(Dataset records)
========================================================================
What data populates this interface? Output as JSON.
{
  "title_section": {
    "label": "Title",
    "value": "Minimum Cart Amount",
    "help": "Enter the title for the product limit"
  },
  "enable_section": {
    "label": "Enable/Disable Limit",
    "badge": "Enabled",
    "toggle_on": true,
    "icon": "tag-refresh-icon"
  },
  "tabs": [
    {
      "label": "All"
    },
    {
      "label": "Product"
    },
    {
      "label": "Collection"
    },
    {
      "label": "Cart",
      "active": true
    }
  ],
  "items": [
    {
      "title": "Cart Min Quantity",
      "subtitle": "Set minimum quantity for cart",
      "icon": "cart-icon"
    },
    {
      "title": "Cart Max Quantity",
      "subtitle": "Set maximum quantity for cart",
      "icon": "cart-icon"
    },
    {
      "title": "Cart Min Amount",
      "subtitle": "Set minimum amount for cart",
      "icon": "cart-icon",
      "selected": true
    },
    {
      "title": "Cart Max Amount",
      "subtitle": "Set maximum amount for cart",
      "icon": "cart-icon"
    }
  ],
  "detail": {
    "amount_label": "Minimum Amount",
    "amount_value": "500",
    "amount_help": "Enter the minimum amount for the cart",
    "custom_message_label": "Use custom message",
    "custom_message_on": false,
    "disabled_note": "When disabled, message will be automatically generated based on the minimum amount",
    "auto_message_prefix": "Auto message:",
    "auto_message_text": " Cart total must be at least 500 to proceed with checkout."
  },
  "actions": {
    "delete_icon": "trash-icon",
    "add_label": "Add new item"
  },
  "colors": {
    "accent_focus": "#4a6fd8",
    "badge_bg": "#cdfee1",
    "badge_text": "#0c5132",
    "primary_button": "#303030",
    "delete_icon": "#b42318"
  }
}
========================================================================
PROBLEM TO SOLVE.
Copy the material above, line for line.

SOLUTION FOR THIS EXERCISE.
What data populates this interface? Output as JSON.
{
  "title_section": {
    "label": "Title",
    "value": "Minimum Cart Amount",
    "help": "Enter the title for the product limit"
  },
  "enable_section": {
    "label": "Enable/Disable Limit",
    "badge": "Enabled",
    "toggle_on": true,
    "icon": "tag-refresh-icon"
  },
  "tabs": [
    {
      "label": "All"
    },
    {
      "label": "Product"
    },
    {
      "label": "Collection"
    },
    {
      "label": "Cart",
      "active": true
    }
  ],
  "items": [
    {
      "title": "Cart Min Quantity",
      "subtitle": "Set minimum quantity for cart",
      "icon": "cart-icon"
    },
    {
      "title": "Cart Max Quantity",
      "subtitle": "Set maximum quantity for cart",
      "icon": "cart-icon"
    },
    {
      "title": "Cart Min Amount",
      "subtitle": "Set minimum amount for cart",
      "icon": "cart-icon",
      "selected": true
    },
    {
      "title": "Cart Max Amount",
      "subtitle": "Set maximum amount for cart",
      "icon": "cart-icon"
    }
  ],
  "detail": {
    "amount_label": "Minimum Amount",
    "amount_value": "500",
    "amount_help": "Enter the minimum amount for the cart",
    "custom_message_label": "Use custom message",
    "custom_message_on": false,
    "disabled_note": "When disabled, message will be automatically generated based on the minimum amount",
    "auto_message_prefix": "Auto message:",
    "auto_message_text": " Cart total must be at least 500 to proceed with checkout."
  },
  "actions": {
    "delete_icon": "trash-icon",
    "add_label": "Add new item"
  },
  "colors": {
    "accent_focus": "#4a6fd8",
    "badge_bg": "#cdfee1",
    "badge_text": "#0c5132",
    "primary_button": "#303030",
    "delete_icon": "#b42318"
  }
}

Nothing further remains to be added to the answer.